**Material:**
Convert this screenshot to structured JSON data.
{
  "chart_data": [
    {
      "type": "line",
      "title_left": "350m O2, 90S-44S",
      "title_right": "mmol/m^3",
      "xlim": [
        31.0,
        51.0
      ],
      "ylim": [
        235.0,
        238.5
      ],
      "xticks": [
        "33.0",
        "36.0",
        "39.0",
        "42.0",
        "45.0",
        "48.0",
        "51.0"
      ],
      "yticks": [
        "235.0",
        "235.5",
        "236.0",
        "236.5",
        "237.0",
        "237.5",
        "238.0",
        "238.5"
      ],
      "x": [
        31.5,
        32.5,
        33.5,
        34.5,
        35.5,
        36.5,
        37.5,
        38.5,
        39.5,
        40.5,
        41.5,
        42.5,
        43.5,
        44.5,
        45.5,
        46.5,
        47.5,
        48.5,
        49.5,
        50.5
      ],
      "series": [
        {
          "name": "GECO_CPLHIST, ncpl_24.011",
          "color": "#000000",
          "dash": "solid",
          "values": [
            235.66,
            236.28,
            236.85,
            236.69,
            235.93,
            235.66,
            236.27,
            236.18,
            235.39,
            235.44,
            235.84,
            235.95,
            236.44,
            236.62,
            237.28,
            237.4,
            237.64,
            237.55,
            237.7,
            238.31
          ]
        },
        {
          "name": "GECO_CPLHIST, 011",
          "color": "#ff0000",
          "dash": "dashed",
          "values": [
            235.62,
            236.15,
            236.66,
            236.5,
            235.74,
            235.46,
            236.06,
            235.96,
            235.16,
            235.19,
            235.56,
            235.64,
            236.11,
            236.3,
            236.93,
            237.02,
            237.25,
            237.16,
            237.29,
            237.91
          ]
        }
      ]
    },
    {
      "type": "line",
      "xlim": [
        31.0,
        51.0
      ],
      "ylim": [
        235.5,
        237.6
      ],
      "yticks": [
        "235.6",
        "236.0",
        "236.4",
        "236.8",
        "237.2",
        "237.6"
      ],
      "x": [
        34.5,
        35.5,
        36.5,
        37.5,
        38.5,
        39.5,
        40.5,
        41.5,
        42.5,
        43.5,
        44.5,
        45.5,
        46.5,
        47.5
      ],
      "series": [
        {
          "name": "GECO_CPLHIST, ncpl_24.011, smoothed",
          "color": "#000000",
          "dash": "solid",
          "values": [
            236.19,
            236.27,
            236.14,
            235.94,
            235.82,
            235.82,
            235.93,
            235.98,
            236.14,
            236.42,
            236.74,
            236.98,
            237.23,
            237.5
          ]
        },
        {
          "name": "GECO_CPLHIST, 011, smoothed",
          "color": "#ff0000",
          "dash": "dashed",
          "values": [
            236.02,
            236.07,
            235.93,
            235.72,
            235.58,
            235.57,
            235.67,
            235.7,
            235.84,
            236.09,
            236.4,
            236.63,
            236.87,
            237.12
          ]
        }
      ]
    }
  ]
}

**Instructions to follow:** Write out every entry again exactly, please, with nothing missing.

**Written reply:**
Convert this screenshot to structured JSON data.
{
  "chart_data": [
    {
      "type": "line",
      "title_left": "350m O2, 90S-44S",
      "title_right": "mmol/m^3",
      "xlim": [
        31.0,
        51.0
      ],
      "ylim": [
        235.0,
        238.5
      ],
      "xticks": [
        "33.0",
        "36.0",
        "39.0",
        "42.0",
        "45.0",
        "48.0",
        "51.0"
      ],
      "yticks": [
        "235.0",
        "235.5",
        "236.0",
        "236.5",
        "237.0",
        "237.5",
        "238.0",
        "238.5"
      ],
      "x": [
        31.5,
        32.5,
        33.5,
        34.5,
        35.5,
        36.5,
        37.5,
        38.5,
        39.5,
        40.5,
        41.5,
        42.5,
        43.5,
        44.5,
        45.5,
        46.5,
        47.5,
        48.5,
        49.5,
        50.5
      ],
      "series": [
        {
          "name": "GECO_CPLHIST, ncpl_24.011",
          "color": "#000000",
          "dash": "solid",
          "values": [
            235.66,
            236.28,
            236.85,
            236.69,
            235.93,
            235.66,
            236.27,
            236.18,
            235.39,
            235.44,
            235.84,
            235.95,
            236.44,
            236.62,
            237.28,
            237.4,
            237.64,
            237.55,
            237.7,
            238.31
          ]
        },
        {
          "name": "GECO_CPLHIST, 011",
          "color": "#ff0000",
          "dash": "dashed",
          "values": [
            235.62,
            236.15,
            236.66,
            236.5,
            235.74,
            235.46,
            236.06,
            235.96,
            235.16,
            235.19,
            235.56,
            235.64,
            236.11,
            236.3,
            236.93,
            237.02,
            237.25,
            237.16,
            237.29,
            237.91
          ]
        }
      ]
    },
    {
      "type": "line",
      "xlim": [
        31.0,
        51.0
      ],
      "ylim": [
        235.5,
        237.6
      ],
      "yticks": [
        "235.6",
        "236.0",
        "236.4",
        "236.8",
        "237.2",
        "237.6"
      ],
      "x": [
        34.5,
        35.5,
        36.5,
        37.5,
        38.5,
        39.5,
        40.5,
        41.5,
        42.5,
        43.5,
        44.5,
        45.5,
        46.5,
        47.5
      ],
      "series": [
        {
          "name": "GECO_CPLHIST, ncpl_24.011, smoothed",
          "color": "#000000",
          "dash": "solid",
          "values": [
            236.19,
            236.27,
            236.14,
            235.94,
            235.82,
            235.82,
            235.93,
            235.98,
            236.14,
            236.42,
            236.74,
            236.98,
            237.23,
            237.5
          ]
        },
        {
          "name": "GECO_CPLHIST, 011, smoothed",
          "color": "#ff0000",
          "dash": "dashed",
          "values": [
            236.02,
            236.07,
            235.93,
            235.72,
            235.58,
            235.57,
            235.67,
            235.7,
            235.84,
            236.09,
            236.4,
            236.63,
            236.87,
            237.12
          ]
        }
      ]
    }
  ]
}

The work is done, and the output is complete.